The records below must be output exactly, without pictures.

◆ Data listing ◆
────────────────

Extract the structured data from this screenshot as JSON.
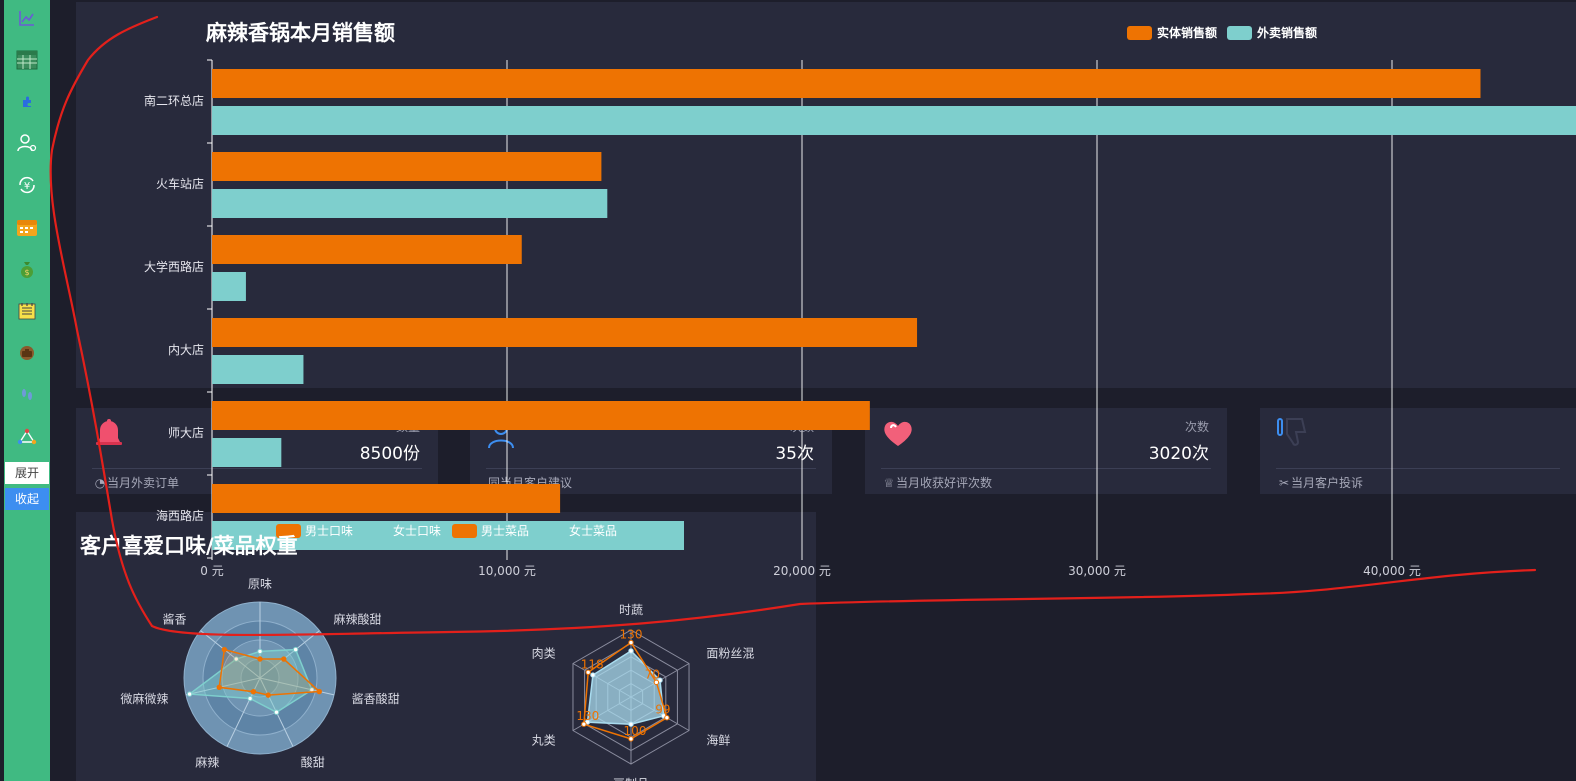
{
  "colors": {
    "sidebar_bg": "#40ba82",
    "page_bg": "#1d1e2b",
    "panel_bg": "#282a3c",
    "bar_offline": "#ee7302",
    "bar_delivery": "#7ecfcd",
    "radar_male": "#ee7302",
    "radar_female": "#7ecfcd",
    "annotation_red": "#e3201b",
    "expand_bg": "#ffffff",
    "collapse_bg": "#3d8ef0"
  },
  "sidebar": {
    "icons": [
      "line-chart-icon",
      "table-icon",
      "puzzle-icon",
      "user-settings-icon",
      "yuan-exchange-icon",
      "calendar-icon",
      "money-bag-icon",
      "notepad-icon",
      "briefcase-icon",
      "footprints-icon",
      "network-icon"
    ],
    "expand_label": "展开",
    "collapse_label": "收起"
  },
  "cards": [
    {
      "sub": "数量",
      "value": "8500份",
      "label": "当月外卖订单",
      "icon": "bell-icon",
      "label_icon": "clock-icon"
    },
    {
      "sub": "次数",
      "value": "35次",
      "label": "同当月客户建议",
      "icon": "user-feedback-icon",
      "label_icon": ""
    },
    {
      "sub": "次数",
      "value": "3020次",
      "label": "当月收获好评次数",
      "icon": "heart-icon",
      "label_icon": "trophy-icon"
    },
    {
      "sub": "",
      "value": "",
      "label": "当月客户投诉",
      "icon": "thumbs-down-icon",
      "label_icon": "scissors-icon"
    }
  ],
  "chart_data": [
    {
      "type": "bar",
      "orientation": "horizontal",
      "title": "麻辣香锅本月销售额",
      "categories": [
        "南二环总店",
        "火车站店",
        "大学西路店",
        "内大店",
        "师大店",
        "海西路店"
      ],
      "series": [
        {
          "name": "实体销售额",
          "values": [
            43000,
            13200,
            10500,
            23900,
            22300,
            11800
          ]
        },
        {
          "name": "外卖销售额",
          "values": [
            46500,
            13400,
            1150,
            3100,
            2350,
            16000
          ]
        }
      ],
      "xticks": [
        "0 元",
        "10,000 元",
        "20,000 元",
        "30,000 元",
        "40,000 元"
      ],
      "xlim": [
        0,
        45000
      ],
      "legend": "top-right"
    },
    {
      "type": "radar",
      "title": "客户喜爱口味/菜品权重",
      "legend": [
        "男士口味",
        "女士口味",
        "男士菜品",
        "女士菜品"
      ],
      "flavor": {
        "indicators": [
          "原味",
          "麻辣酸甜",
          "酱香酸甜",
          "酸甜",
          "麻辣",
          "微麻微辣",
          "酱香"
        ],
        "male": [
          25,
          40,
          80,
          25,
          20,
          55,
          60
        ],
        "female": [
          35,
          60,
          70,
          50,
          30,
          95,
          40
        ],
        "max": 100
      },
      "dishes": {
        "indicators": [
          "时蔬",
          "面粉丝混",
          "海鲜",
          "豆制品",
          "丸类",
          "肉类"
        ],
        "male": [
          130,
          70,
          99,
          100,
          130,
          118
        ],
        "female": [
          110,
          80,
          90,
          65,
          120,
          105
        ],
        "labels": [
          "130",
          "70",
          "99",
          "100",
          "130",
          "118"
        ],
        "max": 160
      }
    }
  ]
}
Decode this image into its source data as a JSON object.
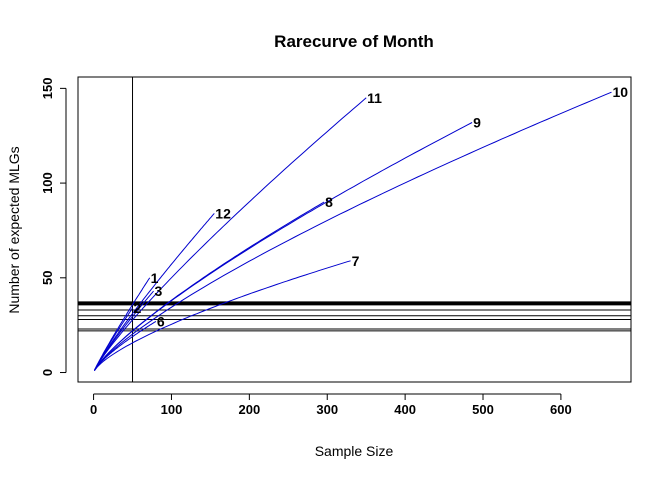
{
  "chart_data": {
    "type": "line",
    "title": "Rarecurve of Month",
    "xlabel": "Sample Size",
    "ylabel": "Number of expected MLGs",
    "xlim": [
      -20,
      690
    ],
    "ylim": [
      -5,
      156
    ],
    "xticks": [
      0,
      100,
      200,
      300,
      400,
      500,
      600
    ],
    "yticks": [
      0,
      50,
      100,
      150
    ],
    "x_tick_labels": [
      "0",
      "100",
      "200",
      "300",
      "400",
      "500",
      "600"
    ],
    "y_tick_labels": [
      "0",
      "50",
      "100",
      "150"
    ],
    "grid": false,
    "series_color": "#0000cd",
    "vline": {
      "x": 50
    },
    "hlines": [
      {
        "y": 37,
        "bold": true
      },
      {
        "y": 36,
        "bold": true
      },
      {
        "y": 33,
        "bold": false
      },
      {
        "y": 30,
        "bold": false
      },
      {
        "y": 28,
        "bold": false
      },
      {
        "y": 23,
        "bold": false
      },
      {
        "y": 22,
        "bold": false
      }
    ],
    "series": [
      {
        "label": "1",
        "n": 72,
        "s": 50
      },
      {
        "label": "2",
        "n": 50,
        "s": 34
      },
      {
        "label": "3",
        "n": 77,
        "s": 43
      },
      {
        "label": "6",
        "n": 80,
        "s": 27
      },
      {
        "label": "7",
        "n": 330,
        "s": 59
      },
      {
        "label": "8",
        "n": 296,
        "s": 90
      },
      {
        "label": "9",
        "n": 486,
        "s": 132
      },
      {
        "label": "10",
        "n": 665,
        "s": 148
      },
      {
        "label": "11",
        "n": 350,
        "s": 145
      },
      {
        "label": "12",
        "n": 155,
        "s": 84
      }
    ]
  }
}
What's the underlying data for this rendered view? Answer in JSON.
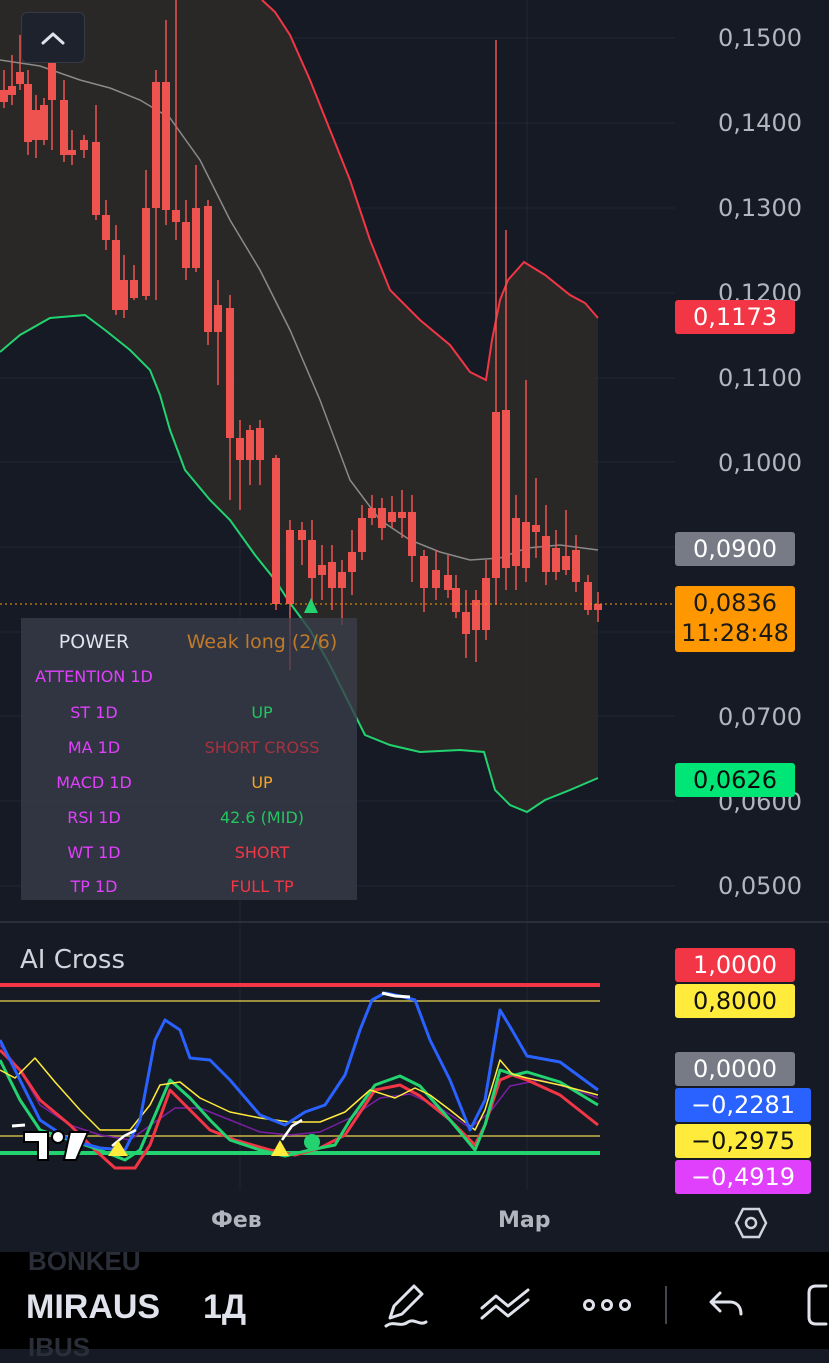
{
  "chart": {
    "price_axis_labels": [
      "0,1500",
      "0,1400",
      "0,1300",
      "0,1200",
      "0,1100",
      "0,1000",
      "0,0700",
      "0,0600",
      "0,0500"
    ],
    "tags": {
      "upper": "0,1173",
      "middle": "0,0900",
      "current_price": "0,0836",
      "countdown": "11:28:48",
      "lower": "0,0626"
    },
    "colors": {
      "up": "#26a69a",
      "down": "#ef5350",
      "upper_band": "#f23645",
      "lower_band": "#22d36f",
      "basis": "#8a8a8a",
      "band_fill": "#2b2a28",
      "tag_red": "#f23645",
      "tag_orange": "#ff9800",
      "tag_green": "#00e676",
      "tag_gray": "#787b86"
    }
  },
  "power": {
    "header_label": "POWER",
    "header_value": "Weak long (2/6)",
    "rows": [
      {
        "label": "ATTENTION 1D",
        "value": ""
      },
      {
        "label": "ST 1D",
        "value": "UP"
      },
      {
        "label": "MA 1D",
        "value": "SHORT CROSS"
      },
      {
        "label": "MACD 1D",
        "value": "UP"
      },
      {
        "label": "RSI 1D",
        "value": "42.6 (MID)"
      },
      {
        "label": "WT 1D",
        "value": "SHORT"
      },
      {
        "label": "TP 1D",
        "value": "FULL TP"
      }
    ]
  },
  "indicator": {
    "title": "AI Cross",
    "tags": [
      "1,0000",
      "0,8000",
      "0,0000",
      "−0,2281",
      "−0,2975",
      "−0,4919"
    ]
  },
  "x_axis": {
    "labels": [
      "Фев",
      "Мар"
    ]
  },
  "bottom_bar": {
    "symbol": "MIRAUS",
    "interval": "1Д",
    "ghost_top": "BONKEU",
    "ghost_bottom": "IBUS"
  },
  "icons": [
    "chevron-up-icon",
    "settings-hexagon-icon",
    "pencil-icon",
    "trend-tools-icon",
    "more-icon",
    "undo-icon",
    "fullscreen-icon",
    "tradingview-logo-icon"
  ]
}
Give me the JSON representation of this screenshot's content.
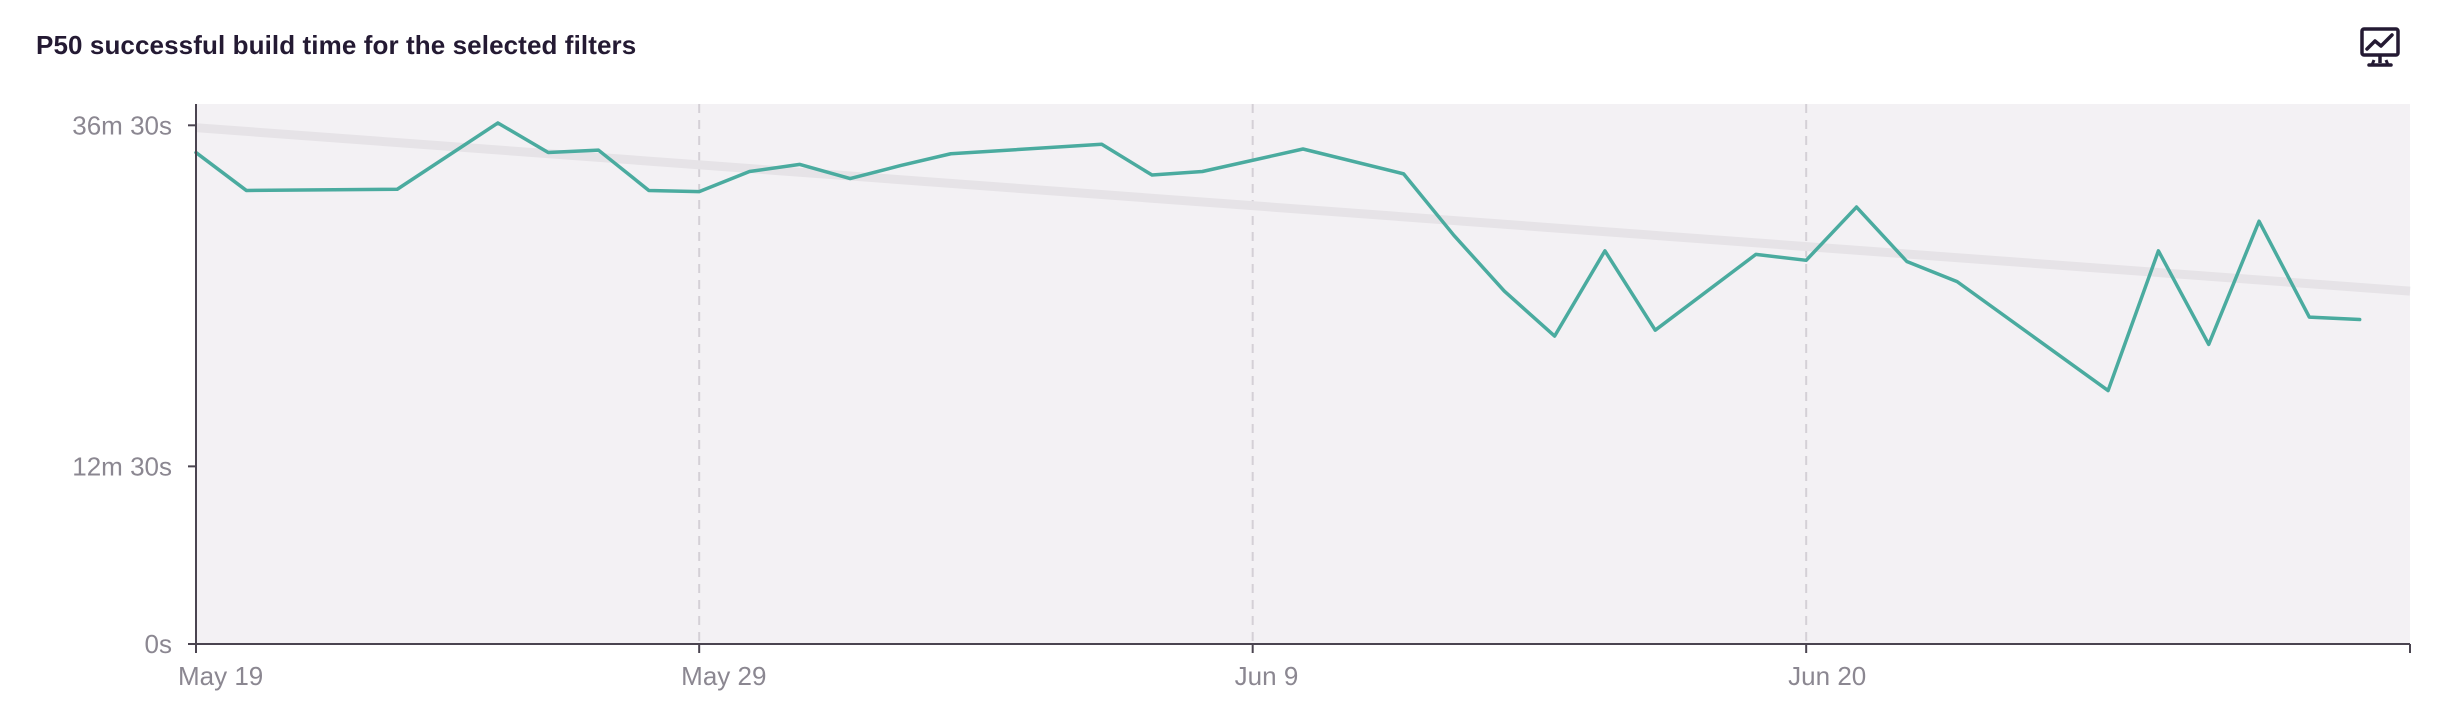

────────────────

◆ Output ◆
Extract the structured data from this screenshot as JSON.
{
  "colors": {
    "sidebar_bg": "#40ba82",
    "page_bg": "#1d1e2b",
    "panel_bg": "#282a3c",
    "bar_offline": "#ee7302",
    "bar_delivery": "#7ecfcd",
    "radar_male": "#ee7302",
    "radar_female": "#7ecfcd",
    "annotation_red": "#e3201b",
    "expand_bg": "#ffffff",
    "collapse_bg": "#3d8ef0"
  },
  "sidebar": {
    "icons": [
      "line-chart-icon",
      "table-icon",
      "puzzle-icon",
      "user-settings-icon",
      "yuan-exchange-icon",
      "calendar-icon",
      "money-bag-icon",
      "notepad-icon",
      "briefcase-icon",
      "footprints-icon",
      "network-icon"
    ],
    "expand_label": "展开",
    "collapse_label": "收起"
  },
  "cards": [
    {
      "sub": "数量",
      "value": "8500份",
      "label": "当月外卖订单",
      "icon": "bell-icon",
      "label_icon": "clock-icon"
    },
    {
      "sub": "次数",
      "value": "35次",
      "label": "同当月客户建议",
      "icon": "user-feedback-icon",
      "label_icon": ""
    },
    {
      "sub": "次数",
      "value": "3020次",
      "label": "当月收获好评次数",
      "icon": "heart-icon",
      "label_icon": "trophy-icon"
    },
    {
      "sub": "",
      "value": "",
      "label": "当月客户投诉",
      "icon": "thumbs-down-icon",
      "label_icon": "scissors-icon"
    }
  ],
  "chart_data": [
    {
      "type": "bar",
      "orientation": "horizontal",
      "title": "麻辣香锅本月销售额",
      "categories": [
        "南二环总店",
        "火车站店",
        "大学西路店",
        "内大店",
        "师大店",
        "海西路店"
      ],
      "series": [
        {
          "name": "实体销售额",
          "values": [
            43000,
            13200,
            10500,
            23900,
            22300,
            11800
          ]
        },
        {
          "name": "外卖销售额",
          "values": [
            46500,
            13400,
            1150,
            3100,
            2350,
            16000
          ]
        }
      ],
      "xticks": [
        "0 元",
        "10,000 元",
        "20,000 元",
        "30,000 元",
        "40,000 元"
      ],
      "xlim": [
        0,
        45000
      ],
      "legend": "top-right"
    },
    {
      "type": "radar",
      "title": "客户喜爱口味/菜品权重",
      "legend": [
        "男士口味",
        "女士口味",
        "男士菜品",
        "女士菜品"
      ],
      "flavor": {
        "indicators": [
          "原味",
          "麻辣酸甜",
          "酱香酸甜",
          "酸甜",
          "麻辣",
          "微麻微辣",
          "酱香"
        ],
        "male": [
          25,
          40,
          80,
          25,
          20,
          55,
          60
        ],
        "female": [
          35,
          60,
          70,
          50,
          30,
          95,
          40
        ],
        "max": 100
      },
      "dishes": {
        "indicators": [
          "时蔬",
          "面粉丝混",
          "海鲜",
          "豆制品",
          "丸类",
          "肉类"
        ],
        "male": [
          130,
          70,
          99,
          100,
          130,
          118
        ],
        "female": [
          110,
          80,
          90,
          65,
          120,
          105
        ],
        "labels": [
          "130",
          "70",
          "99",
          "100",
          "130",
          "118"
        ],
        "max": 160
      }
    }
  ]
}
Decode this image into its source data as a JSON object.
{
  "chart_data": {
    "type": "line",
    "title": "Rarecurve of Month",
    "xlabel": "Sample Size",
    "ylabel": "Number of expected MLGs",
    "xlim": [
      -20,
      690
    ],
    "ylim": [
      -5,
      156
    ],
    "xticks": [
      0,
      100,
      200,
      300,
      400,
      500,
      600
    ],
    "yticks": [
      0,
      50,
      100,
      150
    ],
    "x_tick_labels": [
      "0",
      "100",
      "200",
      "300",
      "400",
      "500",
      "600"
    ],
    "y_tick_labels": [
      "0",
      "50",
      "100",
      "150"
    ],
    "grid": false,
    "series_color": "#0000cd",
    "vline": {
      "x": 50
    },
    "hlines": [
      {
        "y": 37,
        "bold": true
      },
      {
        "y": 36,
        "bold": true
      },
      {
        "y": 33,
        "bold": false
      },
      {
        "y": 30,
        "bold": false
      },
      {
        "y": 28,
        "bold": false
      },
      {
        "y": 23,
        "bold": false
      },
      {
        "y": 22,
        "bold": false
      }
    ],
    "series": [
      {
        "label": "1",
        "n": 72,
        "s": 50
      },
      {
        "label": "2",
        "n": 50,
        "s": 34
      },
      {
        "label": "3",
        "n": 77,
        "s": 43
      },
      {
        "label": "6",
        "n": 80,
        "s": 27
      },
      {
        "label": "7",
        "n": 330,
        "s": 59
      },
      {
        "label": "8",
        "n": 296,
        "s": 90
      },
      {
        "label": "9",
        "n": 486,
        "s": 132
      },
      {
        "label": "10",
        "n": 665,
        "s": 148
      },
      {
        "label": "11",
        "n": 350,
        "s": 145
      },
      {
        "label": "12",
        "n": 155,
        "s": 84
      }
    ]
  }
}
What's the underlying data for this rendered view? Answer in JSON.
{
  "chart": {
    "price_axis_labels": [
      "0,1500",
      "0,1400",
      "0,1300",
      "0,1200",
      "0,1100",
      "0,1000",
      "0,0700",
      "0,0600",
      "0,0500"
    ],
    "tags": {
      "upper": "0,1173",
      "middle": "0,0900",
      "current_price": "0,0836",
      "countdown": "11:28:48",
      "lower": "0,0626"
    },
    "colors": {
      "up": "#26a69a",
      "down": "#ef5350",
      "upper_band": "#f23645",
      "lower_band": "#22d36f",
      "basis": "#8a8a8a",
      "band_fill": "#2b2a28",
      "tag_red": "#f23645",
      "tag_orange": "#ff9800",
      "tag_green": "#00e676",
      "tag_gray": "#787b86"
    }
  },
  "power": {
    "header_label": "POWER",
    "header_value": "Weak long (2/6)",
    "rows": [
      {
        "label": "ATTENTION 1D",
        "value": ""
      },
      {
        "label": "ST 1D",
        "value": "UP"
      },
      {
        "label": "MA 1D",
        "value": "SHORT CROSS"
      },
      {
        "label": "MACD 1D",
        "value": "UP"
      },
      {
        "label": "RSI 1D",
        "value": "42.6 (MID)"
      },
      {
        "label": "WT 1D",
        "value": "SHORT"
      },
      {
        "label": "TP 1D",
        "value": "FULL TP"
      }
    ]
  },
  "indicator": {
    "title": "AI Cross",
    "tags": [
      "1,0000",
      "0,8000",
      "0,0000",
      "−0,2281",
      "−0,2975",
      "−0,4919"
    ]
  },
  "x_axis": {
    "labels": [
      "Фев",
      "Мар"
    ]
  },
  "bottom_bar": {
    "symbol": "MIRAUS",
    "interval": "1Д",
    "ghost_top": "BONKEU",
    "ghost_bottom": "IBUS"
  },
  "icons": [
    "chevron-up-icon",
    "settings-hexagon-icon",
    "pencil-icon",
    "trend-tools-icon",
    "more-icon",
    "undo-icon",
    "fullscreen-icon",
    "tradingview-logo-icon"
  ]
}
Give me the JSON representation of this screenshot's content.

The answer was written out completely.